Given problem. Determine which lines of the records include the word "خدمت", and copy them.

Data in this exercise.
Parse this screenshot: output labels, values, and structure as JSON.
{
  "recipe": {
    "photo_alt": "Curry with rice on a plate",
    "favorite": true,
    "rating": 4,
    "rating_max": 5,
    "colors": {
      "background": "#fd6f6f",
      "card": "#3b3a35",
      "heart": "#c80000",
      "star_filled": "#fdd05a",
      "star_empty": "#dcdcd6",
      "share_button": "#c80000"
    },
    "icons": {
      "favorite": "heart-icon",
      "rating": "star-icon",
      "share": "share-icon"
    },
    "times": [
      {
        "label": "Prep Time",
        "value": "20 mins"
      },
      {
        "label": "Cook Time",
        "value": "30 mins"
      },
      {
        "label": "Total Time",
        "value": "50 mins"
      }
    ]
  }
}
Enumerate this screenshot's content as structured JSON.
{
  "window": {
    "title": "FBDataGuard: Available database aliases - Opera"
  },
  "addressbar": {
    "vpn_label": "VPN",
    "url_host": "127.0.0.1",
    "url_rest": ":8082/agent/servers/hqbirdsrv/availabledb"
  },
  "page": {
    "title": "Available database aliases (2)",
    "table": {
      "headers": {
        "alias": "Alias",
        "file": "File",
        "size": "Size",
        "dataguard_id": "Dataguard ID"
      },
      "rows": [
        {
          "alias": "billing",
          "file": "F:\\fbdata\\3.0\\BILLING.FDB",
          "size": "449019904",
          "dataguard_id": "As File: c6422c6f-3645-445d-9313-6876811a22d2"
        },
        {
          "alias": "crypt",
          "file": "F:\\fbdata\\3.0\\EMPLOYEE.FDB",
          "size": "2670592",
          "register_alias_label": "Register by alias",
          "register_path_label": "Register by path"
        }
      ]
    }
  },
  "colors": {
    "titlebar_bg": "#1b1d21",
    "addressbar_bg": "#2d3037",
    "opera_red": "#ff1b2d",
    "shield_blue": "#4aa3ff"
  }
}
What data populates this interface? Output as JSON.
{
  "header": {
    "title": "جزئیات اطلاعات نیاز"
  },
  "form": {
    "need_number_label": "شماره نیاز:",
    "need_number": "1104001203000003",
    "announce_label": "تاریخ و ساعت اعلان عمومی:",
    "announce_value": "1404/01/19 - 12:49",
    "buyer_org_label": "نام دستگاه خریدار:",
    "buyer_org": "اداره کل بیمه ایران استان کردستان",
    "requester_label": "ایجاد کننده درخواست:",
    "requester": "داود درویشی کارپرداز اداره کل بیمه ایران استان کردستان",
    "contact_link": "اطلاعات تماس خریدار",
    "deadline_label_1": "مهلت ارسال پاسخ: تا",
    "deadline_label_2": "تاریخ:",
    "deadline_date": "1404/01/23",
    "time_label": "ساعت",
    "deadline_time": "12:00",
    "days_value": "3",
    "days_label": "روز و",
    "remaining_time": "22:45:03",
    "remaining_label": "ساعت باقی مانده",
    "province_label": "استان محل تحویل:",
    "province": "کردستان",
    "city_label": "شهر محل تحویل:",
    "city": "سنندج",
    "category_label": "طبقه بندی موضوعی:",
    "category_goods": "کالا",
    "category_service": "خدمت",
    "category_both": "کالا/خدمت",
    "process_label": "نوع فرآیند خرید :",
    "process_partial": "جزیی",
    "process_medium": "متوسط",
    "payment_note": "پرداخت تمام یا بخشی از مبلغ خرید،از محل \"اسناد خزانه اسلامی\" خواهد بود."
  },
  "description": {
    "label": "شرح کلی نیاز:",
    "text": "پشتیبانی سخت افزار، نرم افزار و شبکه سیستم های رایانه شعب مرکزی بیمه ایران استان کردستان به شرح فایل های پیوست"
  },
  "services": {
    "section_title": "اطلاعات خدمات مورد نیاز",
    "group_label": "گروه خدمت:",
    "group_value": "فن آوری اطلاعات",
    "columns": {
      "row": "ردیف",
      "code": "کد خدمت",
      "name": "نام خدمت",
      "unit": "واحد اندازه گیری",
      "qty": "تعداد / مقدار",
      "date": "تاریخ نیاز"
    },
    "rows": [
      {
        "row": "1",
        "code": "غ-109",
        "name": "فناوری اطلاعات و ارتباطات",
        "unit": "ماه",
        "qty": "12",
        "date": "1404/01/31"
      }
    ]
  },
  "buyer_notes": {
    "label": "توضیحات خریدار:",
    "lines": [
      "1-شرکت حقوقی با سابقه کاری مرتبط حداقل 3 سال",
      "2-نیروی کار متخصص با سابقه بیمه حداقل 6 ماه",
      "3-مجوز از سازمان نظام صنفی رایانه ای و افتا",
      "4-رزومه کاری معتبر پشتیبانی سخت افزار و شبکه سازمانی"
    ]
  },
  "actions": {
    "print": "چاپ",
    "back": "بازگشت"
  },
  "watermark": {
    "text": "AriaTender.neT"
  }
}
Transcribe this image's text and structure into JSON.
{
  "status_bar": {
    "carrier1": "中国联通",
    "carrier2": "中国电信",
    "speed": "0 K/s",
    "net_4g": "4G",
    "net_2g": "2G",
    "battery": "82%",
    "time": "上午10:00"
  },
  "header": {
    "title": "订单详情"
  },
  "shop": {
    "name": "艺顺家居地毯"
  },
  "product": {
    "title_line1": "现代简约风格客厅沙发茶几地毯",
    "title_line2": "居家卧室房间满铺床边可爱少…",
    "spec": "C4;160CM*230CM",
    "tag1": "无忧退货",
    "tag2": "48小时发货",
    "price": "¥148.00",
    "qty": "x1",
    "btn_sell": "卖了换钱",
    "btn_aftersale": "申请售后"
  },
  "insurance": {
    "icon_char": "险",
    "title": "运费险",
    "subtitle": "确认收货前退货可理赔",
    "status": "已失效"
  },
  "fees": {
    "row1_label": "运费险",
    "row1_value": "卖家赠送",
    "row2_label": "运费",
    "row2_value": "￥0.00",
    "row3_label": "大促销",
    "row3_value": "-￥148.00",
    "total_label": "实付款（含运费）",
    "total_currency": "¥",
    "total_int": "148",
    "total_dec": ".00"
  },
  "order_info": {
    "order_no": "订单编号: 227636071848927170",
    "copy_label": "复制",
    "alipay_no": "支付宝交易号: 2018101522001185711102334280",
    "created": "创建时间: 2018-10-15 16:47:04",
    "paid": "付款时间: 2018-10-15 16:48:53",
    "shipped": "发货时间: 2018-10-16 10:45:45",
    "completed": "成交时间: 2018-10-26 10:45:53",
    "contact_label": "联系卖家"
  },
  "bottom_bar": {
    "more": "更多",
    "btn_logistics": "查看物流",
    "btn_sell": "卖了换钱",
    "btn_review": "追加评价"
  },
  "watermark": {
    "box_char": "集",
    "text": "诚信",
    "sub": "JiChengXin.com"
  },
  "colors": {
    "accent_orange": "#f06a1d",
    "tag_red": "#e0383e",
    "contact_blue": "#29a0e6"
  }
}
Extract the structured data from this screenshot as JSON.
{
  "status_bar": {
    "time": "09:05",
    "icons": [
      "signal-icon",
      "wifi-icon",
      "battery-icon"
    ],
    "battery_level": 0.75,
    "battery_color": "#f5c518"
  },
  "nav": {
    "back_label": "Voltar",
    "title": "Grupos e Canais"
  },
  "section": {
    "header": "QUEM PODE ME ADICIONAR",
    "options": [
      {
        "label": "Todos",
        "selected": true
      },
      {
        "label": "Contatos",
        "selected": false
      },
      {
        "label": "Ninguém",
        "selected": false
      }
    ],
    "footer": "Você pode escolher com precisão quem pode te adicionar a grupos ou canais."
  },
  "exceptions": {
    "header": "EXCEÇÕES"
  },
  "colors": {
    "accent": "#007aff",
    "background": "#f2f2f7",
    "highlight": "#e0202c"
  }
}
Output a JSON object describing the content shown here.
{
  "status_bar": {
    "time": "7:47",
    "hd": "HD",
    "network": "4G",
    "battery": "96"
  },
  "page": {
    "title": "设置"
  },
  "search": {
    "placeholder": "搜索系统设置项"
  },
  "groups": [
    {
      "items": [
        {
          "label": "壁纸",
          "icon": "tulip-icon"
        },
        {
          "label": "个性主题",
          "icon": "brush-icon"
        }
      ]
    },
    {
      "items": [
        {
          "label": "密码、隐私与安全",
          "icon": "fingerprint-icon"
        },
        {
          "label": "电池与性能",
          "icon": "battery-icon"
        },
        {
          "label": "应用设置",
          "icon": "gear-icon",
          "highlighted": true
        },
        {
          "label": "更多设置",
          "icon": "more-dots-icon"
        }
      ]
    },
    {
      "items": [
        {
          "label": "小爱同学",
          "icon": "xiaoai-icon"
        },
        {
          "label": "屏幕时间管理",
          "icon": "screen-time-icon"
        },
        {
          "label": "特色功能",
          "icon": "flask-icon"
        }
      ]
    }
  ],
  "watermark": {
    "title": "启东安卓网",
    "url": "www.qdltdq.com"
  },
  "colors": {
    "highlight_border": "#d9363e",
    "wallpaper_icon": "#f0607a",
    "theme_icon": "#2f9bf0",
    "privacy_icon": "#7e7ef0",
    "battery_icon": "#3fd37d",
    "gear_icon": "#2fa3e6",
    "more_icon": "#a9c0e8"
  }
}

Final result.
    "category_service": "خدمت",
    "category_both": "کالا/خدمت",
    "group_label": "گروه خدمت:",
      "code": "کد خدمت",
      "name": "نام خدمت",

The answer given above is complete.